Saved data entries:
• • •

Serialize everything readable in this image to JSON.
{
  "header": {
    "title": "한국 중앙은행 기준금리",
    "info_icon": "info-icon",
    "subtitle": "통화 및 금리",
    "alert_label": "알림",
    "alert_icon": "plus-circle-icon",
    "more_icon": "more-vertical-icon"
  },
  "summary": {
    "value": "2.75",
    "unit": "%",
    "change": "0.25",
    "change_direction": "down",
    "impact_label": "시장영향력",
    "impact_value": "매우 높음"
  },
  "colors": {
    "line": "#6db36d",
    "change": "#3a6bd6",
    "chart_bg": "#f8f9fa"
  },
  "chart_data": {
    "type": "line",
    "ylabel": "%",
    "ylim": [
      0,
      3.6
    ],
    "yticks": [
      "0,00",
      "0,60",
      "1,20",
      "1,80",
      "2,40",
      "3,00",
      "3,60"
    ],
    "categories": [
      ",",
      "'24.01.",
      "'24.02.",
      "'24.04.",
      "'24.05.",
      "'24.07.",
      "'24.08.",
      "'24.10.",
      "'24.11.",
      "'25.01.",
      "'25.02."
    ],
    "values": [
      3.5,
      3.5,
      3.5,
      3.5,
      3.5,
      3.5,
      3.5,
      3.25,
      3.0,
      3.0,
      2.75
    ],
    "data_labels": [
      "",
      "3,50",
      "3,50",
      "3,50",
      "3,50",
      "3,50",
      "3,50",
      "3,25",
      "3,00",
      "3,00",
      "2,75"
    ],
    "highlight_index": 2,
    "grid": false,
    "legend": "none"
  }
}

• • •

INSTRUCTION: Set every line of the listing down word for word.

OUTPUT BELOW:
Serialize everything readable in this image to JSON.
{
  "header": {
    "title": "한국 중앙은행 기준금리",
    "info_icon": "info-icon",
    "subtitle": "통화 및 금리",
    "alert_label": "알림",
    "alert_icon": "plus-circle-icon",
    "more_icon": "more-vertical-icon"
  },
  "summary": {
    "value": "2.75",
    "unit": "%",
    "change": "0.25",
    "change_direction": "down",
    "impact_label": "시장영향력",
    "impact_value": "매우 높음"
  },
  "colors": {
    "line": "#6db36d",
    "change": "#3a6bd6",
    "chart_bg": "#f8f9fa"
  },
  "chart_data": {
    "type": "line",
    "ylabel": "%",
    "ylim": [
      0,
      3.6
    ],
    "yticks": [
      "0,00",
      "0,60",
      "1,20",
      "1,80",
      "2,40",
      "3,00",
      "3,60"
    ],
    "categories": [
      ",",
      "'24.01.",
      "'24.02.",
      "'24.04.",
      "'24.05.",
      "'24.07.",
      "'24.08.",
      "'24.10.",
      "'24.11.",
      "'25.01.",
      "'25.02."
    ],
    "values": [
      3.5,
      3.5,
      3.5,
      3.5,
      3.5,
      3.5,
      3.5,
      3.25,
      3.0,
      3.0,
      2.75
    ],
    "data_labels": [
      "",
      "3,50",
      "3,50",
      "3,50",
      "3,50",
      "3,50",
      "3,50",
      "3,25",
      "3,00",
      "3,00",
      "2,75"
    ],
    "highlight_index": 2,
    "grid": false,
    "legend": "none"
  }
}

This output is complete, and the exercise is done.